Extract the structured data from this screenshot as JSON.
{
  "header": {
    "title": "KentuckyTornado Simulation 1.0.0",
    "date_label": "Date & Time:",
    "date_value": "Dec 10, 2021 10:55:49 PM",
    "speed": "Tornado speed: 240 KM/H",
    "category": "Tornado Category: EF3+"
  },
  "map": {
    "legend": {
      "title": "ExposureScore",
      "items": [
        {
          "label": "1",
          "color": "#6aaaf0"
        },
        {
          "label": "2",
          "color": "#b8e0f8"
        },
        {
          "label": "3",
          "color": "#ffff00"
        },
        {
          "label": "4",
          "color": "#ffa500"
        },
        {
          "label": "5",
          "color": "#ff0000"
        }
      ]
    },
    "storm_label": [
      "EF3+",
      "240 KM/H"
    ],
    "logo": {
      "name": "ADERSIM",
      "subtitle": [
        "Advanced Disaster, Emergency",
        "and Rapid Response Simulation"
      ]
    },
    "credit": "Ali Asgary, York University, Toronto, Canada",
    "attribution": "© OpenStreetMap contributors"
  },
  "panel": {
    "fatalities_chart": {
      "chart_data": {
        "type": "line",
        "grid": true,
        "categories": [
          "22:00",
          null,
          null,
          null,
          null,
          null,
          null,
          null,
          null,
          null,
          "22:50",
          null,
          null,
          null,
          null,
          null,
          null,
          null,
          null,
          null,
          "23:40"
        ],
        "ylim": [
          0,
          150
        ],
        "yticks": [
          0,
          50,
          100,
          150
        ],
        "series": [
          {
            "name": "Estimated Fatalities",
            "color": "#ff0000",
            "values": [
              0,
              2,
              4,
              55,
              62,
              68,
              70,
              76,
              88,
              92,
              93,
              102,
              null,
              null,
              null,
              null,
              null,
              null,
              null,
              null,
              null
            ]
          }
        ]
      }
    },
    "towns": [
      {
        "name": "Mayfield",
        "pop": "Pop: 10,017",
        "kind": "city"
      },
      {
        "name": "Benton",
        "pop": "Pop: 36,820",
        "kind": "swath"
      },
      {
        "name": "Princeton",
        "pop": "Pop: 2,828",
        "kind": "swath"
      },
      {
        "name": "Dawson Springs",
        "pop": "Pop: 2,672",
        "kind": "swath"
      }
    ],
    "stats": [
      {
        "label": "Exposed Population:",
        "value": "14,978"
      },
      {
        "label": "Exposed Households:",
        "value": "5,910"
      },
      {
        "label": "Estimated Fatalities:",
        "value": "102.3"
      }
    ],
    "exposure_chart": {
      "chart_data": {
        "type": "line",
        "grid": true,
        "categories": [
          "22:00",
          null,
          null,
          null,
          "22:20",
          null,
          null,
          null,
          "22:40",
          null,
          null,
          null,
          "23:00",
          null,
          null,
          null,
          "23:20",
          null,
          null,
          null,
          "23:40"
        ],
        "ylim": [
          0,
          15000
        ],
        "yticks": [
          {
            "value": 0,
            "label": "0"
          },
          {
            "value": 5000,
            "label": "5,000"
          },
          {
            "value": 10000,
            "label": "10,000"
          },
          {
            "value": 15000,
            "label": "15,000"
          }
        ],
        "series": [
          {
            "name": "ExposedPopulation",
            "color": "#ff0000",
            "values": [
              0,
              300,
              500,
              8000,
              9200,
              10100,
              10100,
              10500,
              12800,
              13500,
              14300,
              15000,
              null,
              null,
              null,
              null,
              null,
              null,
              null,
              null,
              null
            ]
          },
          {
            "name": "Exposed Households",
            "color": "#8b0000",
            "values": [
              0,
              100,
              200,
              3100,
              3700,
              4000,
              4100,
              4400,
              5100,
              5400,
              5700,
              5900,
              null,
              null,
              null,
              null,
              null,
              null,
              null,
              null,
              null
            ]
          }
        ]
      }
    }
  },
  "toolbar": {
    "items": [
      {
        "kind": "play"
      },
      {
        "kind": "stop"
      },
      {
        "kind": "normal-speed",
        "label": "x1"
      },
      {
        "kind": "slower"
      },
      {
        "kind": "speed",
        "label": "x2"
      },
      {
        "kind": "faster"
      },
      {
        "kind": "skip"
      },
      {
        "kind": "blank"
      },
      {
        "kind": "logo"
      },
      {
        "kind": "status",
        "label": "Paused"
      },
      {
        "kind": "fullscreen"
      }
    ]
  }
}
= = =
§ THE EXERCISE: Write down all the entries again without a single difference.

§ TASK OUTPUT:
Extract the structured data from this screenshot as JSON.
{
  "header": {
    "title": "KentuckyTornado Simulation 1.0.0",
    "date_label": "Date & Time:",
    "date_value": "Dec 10, 2021 10:55:49 PM",
    "speed": "Tornado speed: 240 KM/H",
    "category": "Tornado Category: EF3+"
  },
  "map": {
    "legend": {
      "title": "ExposureScore",
      "items": [
        {
          "label": "1",
          "color": "#6aaaf0"
        },
        {
          "label": "2",
          "color": "#b8e0f8"
        },
        {
          "label": "3",
          "color": "#ffff00"
        },
        {
          "label": "4",
          "color": "#ffa500"
        },
        {
          "label": "5",
          "color": "#ff0000"
        }
      ]
    },
    "storm_label": [
      "EF3+",
      "240 KM/H"
    ],
    "logo": {
      "name": "ADERSIM",
      "subtitle": [
        "Advanced Disaster, Emergency",
        "and Rapid Response Simulation"
      ]
    },
    "credit": "Ali Asgary, York University, Toronto, Canada",
    "attribution": "© OpenStreetMap contributors"
  },
  "panel": {
    "fatalities_chart": {
      "chart_data": {
        "type": "line",
        "grid": true,
        "categories": [
          "22:00",
          null,
          null,
          null,
          null,
          null,
          null,
          null,
          null,
          null,
          "22:50",
          null,
          null,
          null,
          null,
          null,
          null,
          null,
          null,
          null,
          "23:40"
        ],
        "ylim": [
          0,
          150
        ],
        "yticks": [
          0,
          50,
          100,
          150
        ],
        "series": [
          {
            "name": "Estimated Fatalities",
            "color": "#ff0000",
            "values": [
              0,
              2,
              4,
              55,
              62,
              68,
              70,
              76,
              88,
              92,
              93,
              102,
              null,
              null,
              null,
              null,
              null,
              null,
              null,
              null,
              null
            ]
          }
        ]
      }
    },
    "towns": [
      {
        "name": "Mayfield",
        "pop": "Pop: 10,017",
        "kind": "city"
      },
      {
        "name": "Benton",
        "pop": "Pop: 36,820",
        "kind": "swath"
      },
      {
        "name": "Princeton",
        "pop": "Pop: 2,828",
        "kind": "swath"
      },
      {
        "name": "Dawson Springs",
        "pop": "Pop: 2,672",
        "kind": "swath"
      }
    ],
    "stats": [
      {
        "label": "Exposed Population:",
        "value": "14,978"
      },
      {
        "label": "Exposed Households:",
        "value": "5,910"
      },
      {
        "label": "Estimated Fatalities:",
        "value": "102.3"
      }
    ],
    "exposure_chart": {
      "chart_data": {
        "type": "line",
        "grid": true,
        "categories": [
          "22:00",
          null,
          null,
          null,
          "22:20",
          null,
          null,
          null,
          "22:40",
          null,
          null,
          null,
          "23:00",
          null,
          null,
          null,
          "23:20",
          null,
          null,
          null,
          "23:40"
        ],
        "ylim": [
          0,
          15000
        ],
        "yticks": [
          {
            "value": 0,
            "label": "0"
          },
          {
            "value": 5000,
            "label": "5,000"
          },
          {
            "value": 10000,
            "label": "10,000"
          },
          {
            "value": 15000,
            "label": "15,000"
          }
        ],
        "series": [
          {
            "name": "ExposedPopulation",
            "color": "#ff0000",
            "values": [
              0,
              300,
              500,
              8000,
              9200,
              10100,
              10100,
              10500,
              12800,
              13500,
              14300,
              15000,
              null,
              null,
              null,
              null,
              null,
              null,
              null,
              null,
              null
            ]
          },
          {
            "name": "Exposed Households",
            "color": "#8b0000",
            "values": [
              0,
              100,
              200,
              3100,
              3700,
              4000,
              4100,
              4400,
              5100,
              5400,
              5700,
              5900,
              null,
              null,
              null,
              null,
              null,
              null,
              null,
              null,
              null
            ]
          }
        ]
      }
    }
  },
  "toolbar": {
    "items": [
      {
        "kind": "play"
      },
      {
        "kind": "stop"
      },
      {
        "kind": "normal-speed",
        "label": "x1"
      },
      {
        "kind": "slower"
      },
      {
        "kind": "speed",
        "label": "x2"
      },
      {
        "kind": "faster"
      },
      {
        "kind": "skip"
      },
      {
        "kind": "blank"
      },
      {
        "kind": "logo"
      },
      {
        "kind": "status",
        "label": "Paused"
      },
      {
        "kind": "fullscreen"
      }
    ]
  }
}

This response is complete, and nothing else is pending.